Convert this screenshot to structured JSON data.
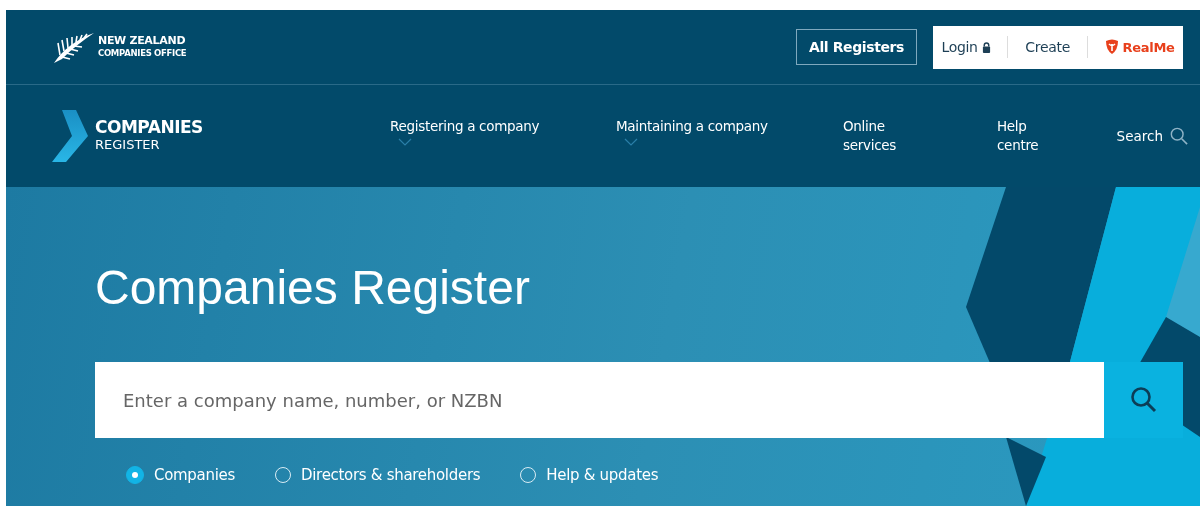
{
  "header": {
    "logo": {
      "line_1": "NEW ZEALAND",
      "line_2": "COMPANIES OFFICE"
    },
    "all_registers": "All Registers",
    "account": [
      {
        "label": "Login",
        "kind": "login"
      },
      {
        "label": "Create",
        "kind": "link"
      },
      {
        "label": "RealMe",
        "kind": "brand"
      }
    ]
  },
  "nav": {
    "logo": {
      "line_1": "COMPANIES",
      "line_2": "REGISTER"
    },
    "items": [
      {
        "label": "Registering a company",
        "kind": "dropdown"
      },
      {
        "label": "Maintaining a company",
        "kind": "dropdown"
      },
      {
        "label": "Online services",
        "kind": "link"
      },
      {
        "label": "Help centre",
        "kind": "link"
      }
    ],
    "search": "Search"
  },
  "hero": {
    "title": "Companies Register",
    "search": {
      "placeholder": "Enter a company name, number, or NZBN"
    },
    "options": [
      {
        "label": "Companies",
        "selected": true
      },
      {
        "label": "Directors & shareholders",
        "selected": false
      },
      {
        "label": "Help & updates",
        "selected": false
      }
    ]
  }
}
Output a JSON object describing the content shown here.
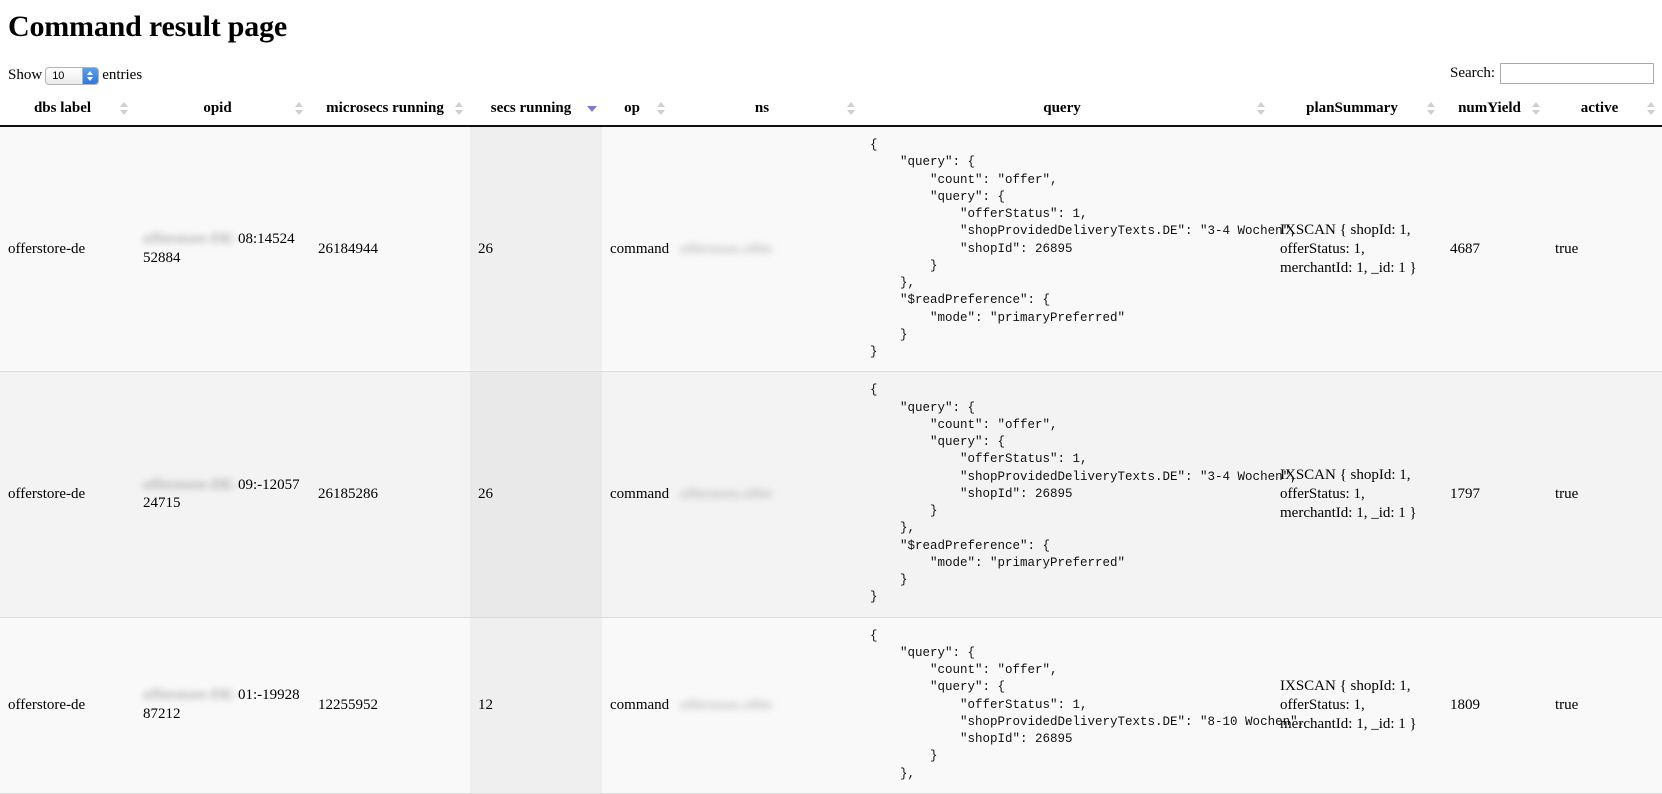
{
  "page": {
    "title": "Command result page"
  },
  "controls": {
    "length_prefix": "Show",
    "length_value": "10",
    "length_suffix": "entries",
    "search_label": "Search:",
    "search_value": "",
    "search_placeholder": ""
  },
  "table": {
    "columns": [
      {
        "key": "dbs_label",
        "label": "dbs label",
        "sort": "none"
      },
      {
        "key": "opid",
        "label": "opid",
        "sort": "none"
      },
      {
        "key": "microsecs_running",
        "label": "microsecs running",
        "sort": "none"
      },
      {
        "key": "secs_running",
        "label": "secs running",
        "sort": "desc"
      },
      {
        "key": "op",
        "label": "op",
        "sort": "none"
      },
      {
        "key": "ns",
        "label": "ns",
        "sort": "none"
      },
      {
        "key": "query",
        "label": "query",
        "sort": "none"
      },
      {
        "key": "plan_summary",
        "label": "planSummary",
        "sort": "none"
      },
      {
        "key": "num_yield",
        "label": "numYield",
        "sort": "none"
      },
      {
        "key": "active",
        "label": "active",
        "sort": "none"
      }
    ],
    "rows": [
      {
        "dbs_label": "offerstore-de",
        "opid_redacted": "offerstore-DE-",
        "opid": "08:1452452884",
        "microsecs_running": "26184944",
        "secs_running": "26",
        "op": "command",
        "ns_redacted": "offerstore.offer",
        "query": "{\n    \"query\": {\n        \"count\": \"offer\",\n        \"query\": {\n            \"offerStatus\": 1,\n            \"shopProvidedDeliveryTexts.DE\": \"3-4 Wochen\",\n            \"shopId\": 26895\n        }\n    },\n    \"$readPreference\": {\n        \"mode\": \"primaryPreferred\"\n    }\n}",
        "plan_summary": "IXSCAN { shopId: 1, offerStatus: 1, merchantId: 1, _id: 1 }",
        "num_yield": "4687",
        "active": "true"
      },
      {
        "dbs_label": "offerstore-de",
        "opid_redacted": "offerstore-DE-",
        "opid": "09:-1205724715",
        "microsecs_running": "26185286",
        "secs_running": "26",
        "op": "command",
        "ns_redacted": "offerstore.offer",
        "query": "{\n    \"query\": {\n        \"count\": \"offer\",\n        \"query\": {\n            \"offerStatus\": 1,\n            \"shopProvidedDeliveryTexts.DE\": \"3-4 Wochen\",\n            \"shopId\": 26895\n        }\n    },\n    \"$readPreference\": {\n        \"mode\": \"primaryPreferred\"\n    }\n}",
        "plan_summary": "IXSCAN { shopId: 1, offerStatus: 1, merchantId: 1, _id: 1 }",
        "num_yield": "1797",
        "active": "true"
      },
      {
        "dbs_label": "offerstore-de",
        "opid_redacted": "offerstore-DE-",
        "opid": "01:-1992887212",
        "microsecs_running": "12255952",
        "secs_running": "12",
        "op": "command",
        "ns_redacted": "offerstore.offer",
        "query": "{\n    \"query\": {\n        \"count\": \"offer\",\n        \"query\": {\n            \"offerStatus\": 1,\n            \"shopProvidedDeliveryTexts.DE\": \"8-10 Wochen\",\n            \"shopId\": 26895\n        }\n    },",
        "plan_summary": "IXSCAN { shopId: 1, offerStatus: 1, merchantId: 1, _id: 1 }",
        "num_yield": "1809",
        "active": "true"
      }
    ]
  }
}
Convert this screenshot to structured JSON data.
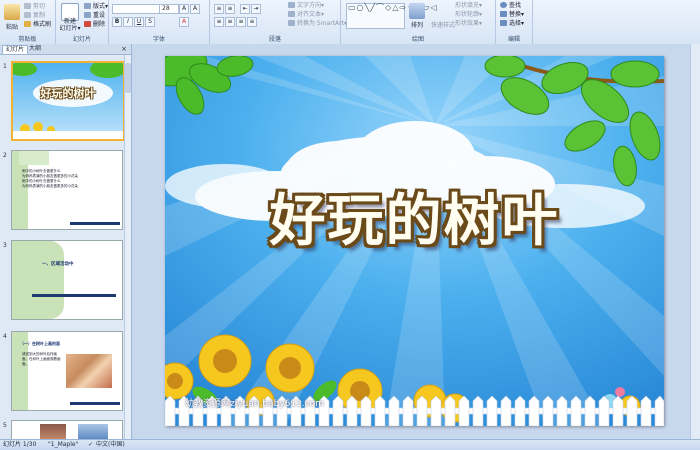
{
  "ribbon": {
    "clipboard": {
      "label": "剪贴板",
      "paste": "粘贴",
      "cut": "剪切",
      "copy": "复制",
      "format_painter": "格式刷"
    },
    "slides": {
      "label": "幻灯片",
      "new_slide": "新建",
      "new_slide2": "幻灯片▾",
      "layout": "版式▾",
      "reset": "重设",
      "delete": "删除"
    },
    "font": {
      "label": "字体",
      "font_size": "28"
    },
    "paragraph": {
      "label": "段落",
      "text_direction": "文字方向▾",
      "align_text": "对齐文本▾",
      "convert_smartart": "转换为 SmartArt▾"
    },
    "drawing": {
      "label": "绘图",
      "arrange": "排列",
      "quick_styles": "快速样式",
      "shape_fill": "形状填充▾",
      "shape_outline": "形状轮廓▾",
      "shape_effects": "形状效果▾"
    },
    "editing": {
      "label": "编辑",
      "find": "查找",
      "replace": "替换▾",
      "select": "选择▾"
    }
  },
  "left_pane": {
    "tabs": [
      "幻灯片",
      "大纲"
    ],
    "close": "×",
    "slides": [
      {
        "num": "1",
        "title": "好玩的树叶"
      },
      {
        "num": "2",
        "bullets": [
          "雨中的小树叶去做更什么",
          "为妈妈表演的小朋友做更多的小花朵",
          "雨中的小树叶去做更什么",
          "为妈妈表演的小朋友做更多的小花朵"
        ]
      },
      {
        "num": "3",
        "text": "一、区域活动中"
      },
      {
        "num": "4",
        "title": "（一）在树叶上画的面",
        "bullet": "请送到大的树叶后作画面，在树叶上画面观看画面。"
      },
      {
        "num": "5"
      }
    ]
  },
  "slide": {
    "title": "好玩的树叶",
    "watermark": "幼教资源网ziyuan.baby611.com",
    "watermark_sub": "PPT课件 · FLASH课件 · 教案 · 试卷"
  },
  "status": {
    "slide_indicator": "幻灯片 1/30",
    "theme": "\"1_Maple\"",
    "language": "中文(中国)"
  },
  "colors": {
    "sky": "#3f9ee0",
    "leaf": "#4cbb2a",
    "sunflower": "#f6c81f",
    "title_outline": "#6b4a1a",
    "thumb_green": "#c9e2b8",
    "thumb_navy": "#1f3a73"
  }
}
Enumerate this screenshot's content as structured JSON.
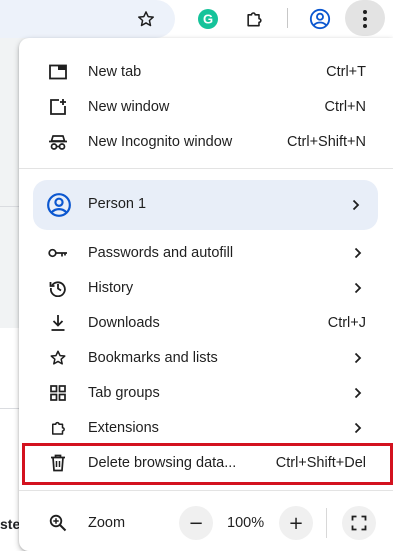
{
  "toolbar": {
    "icons": [
      "bookmark-star-icon",
      "grammarly-extension-icon",
      "extensions-puzzle-icon",
      "profile-icon",
      "chrome-menu-icon"
    ],
    "grammarly_letter": "G"
  },
  "page_fragment": {
    "text": "ste"
  },
  "menu": {
    "group1": [
      {
        "label": "New tab",
        "shortcut": "Ctrl+T",
        "icon": "new-tab-icon"
      },
      {
        "label": "New window",
        "shortcut": "Ctrl+N",
        "icon": "new-window-icon"
      },
      {
        "label": "New Incognito window",
        "shortcut": "Ctrl+Shift+N",
        "icon": "incognito-icon"
      }
    ],
    "profile": {
      "label": "Person 1",
      "icon": "account-circle-icon"
    },
    "group2": [
      {
        "label": "Passwords and autofill",
        "shortcut": "",
        "icon": "key-icon"
      },
      {
        "label": "History",
        "shortcut": "",
        "icon": "history-icon"
      },
      {
        "label": "Downloads",
        "shortcut": "Ctrl+J",
        "icon": "download-icon"
      },
      {
        "label": "Bookmarks and lists",
        "shortcut": "",
        "icon": "star-icon"
      },
      {
        "label": "Tab groups",
        "shortcut": "",
        "icon": "tab-groups-icon"
      },
      {
        "label": "Extensions",
        "shortcut": "",
        "icon": "extensions-icon"
      },
      {
        "label": "Delete browsing data...",
        "shortcut": "Ctrl+Shift+Del",
        "icon": "trash-icon"
      }
    ],
    "zoom": {
      "label": "Zoom",
      "minus": "−",
      "value": "100%",
      "plus": "+",
      "icon": "zoom-icon"
    }
  },
  "colors": {
    "highlight_border": "#d3121f",
    "profile_bg": "#e8eef8",
    "profile_accent": "#0b57d0",
    "grammarly": "#15c39a"
  }
}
══════════════════════════════
## Short task
Pull out every line of the records above that contains the word "Shift".

## Solution for this problem
        "shortcut": "Ctrl+Shift+N",
        "shortcut": "Ctrl+Shift+Del",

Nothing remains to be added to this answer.